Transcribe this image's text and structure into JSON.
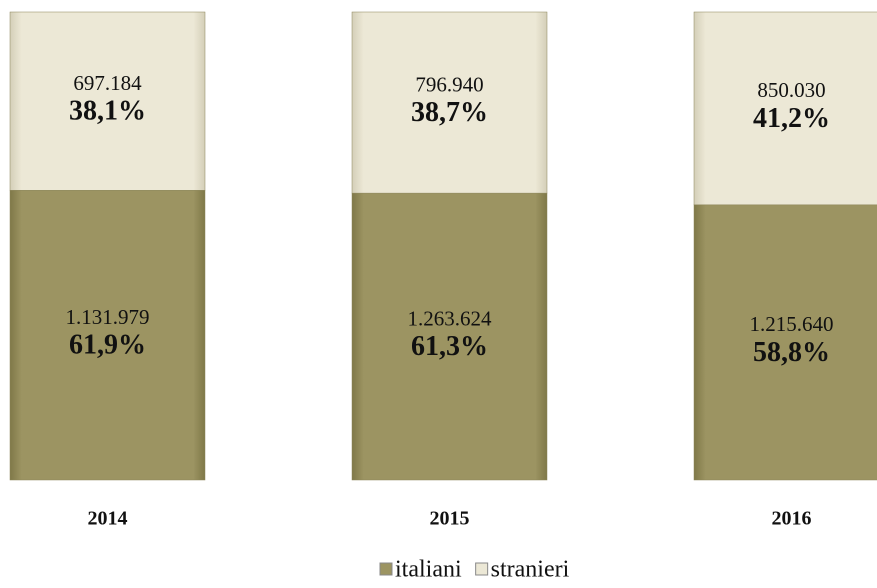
{
  "chart_data": {
    "type": "stacked_bar_100",
    "categories": [
      "2014",
      "2015",
      "2016"
    ],
    "ylim": [
      0,
      100
    ],
    "series": [
      {
        "name": "italiani",
        "color": "#9c9462",
        "values": [
          61.9,
          61.3,
          58.8
        ],
        "value_labels": [
          "61,9%",
          "61,3%",
          "58,8%"
        ],
        "counts": [
          1131979,
          1263624,
          1215640
        ],
        "count_labels": [
          "1.131.979",
          "1.263.624",
          "1.215.640"
        ]
      },
      {
        "name": "stranieri",
        "color": "#ece8d6",
        "values": [
          38.1,
          38.7,
          41.2
        ],
        "value_labels": [
          "38,1%",
          "38,7%",
          "41,2%"
        ],
        "counts": [
          697184,
          796940,
          850030
        ],
        "count_labels": [
          "697.184",
          "796.940",
          "850.030"
        ]
      }
    ],
    "legend": "bottom"
  }
}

····················

**What to work on:** Retype each line of the listing above word for word. Exclude the pictures.

**Completed task:**
Transcribe this image's text and structure into JSON.
{
  "chart_data": {
    "type": "stacked_bar_100",
    "categories": [
      "2014",
      "2015",
      "2016"
    ],
    "ylim": [
      0,
      100
    ],
    "series": [
      {
        "name": "italiani",
        "color": "#9c9462",
        "values": [
          61.9,
          61.3,
          58.8
        ],
        "value_labels": [
          "61,9%",
          "61,3%",
          "58,8%"
        ],
        "counts": [
          1131979,
          1263624,
          1215640
        ],
        "count_labels": [
          "1.131.979",
          "1.263.624",
          "1.215.640"
        ]
      },
      {
        "name": "stranieri",
        "color": "#ece8d6",
        "values": [
          38.1,
          38.7,
          41.2
        ],
        "value_labels": [
          "38,1%",
          "38,7%",
          "41,2%"
        ],
        "counts": [
          697184,
          796940,
          850030
        ],
        "count_labels": [
          "697.184",
          "796.940",
          "850.030"
        ]
      }
    ],
    "legend": "bottom"
  }
}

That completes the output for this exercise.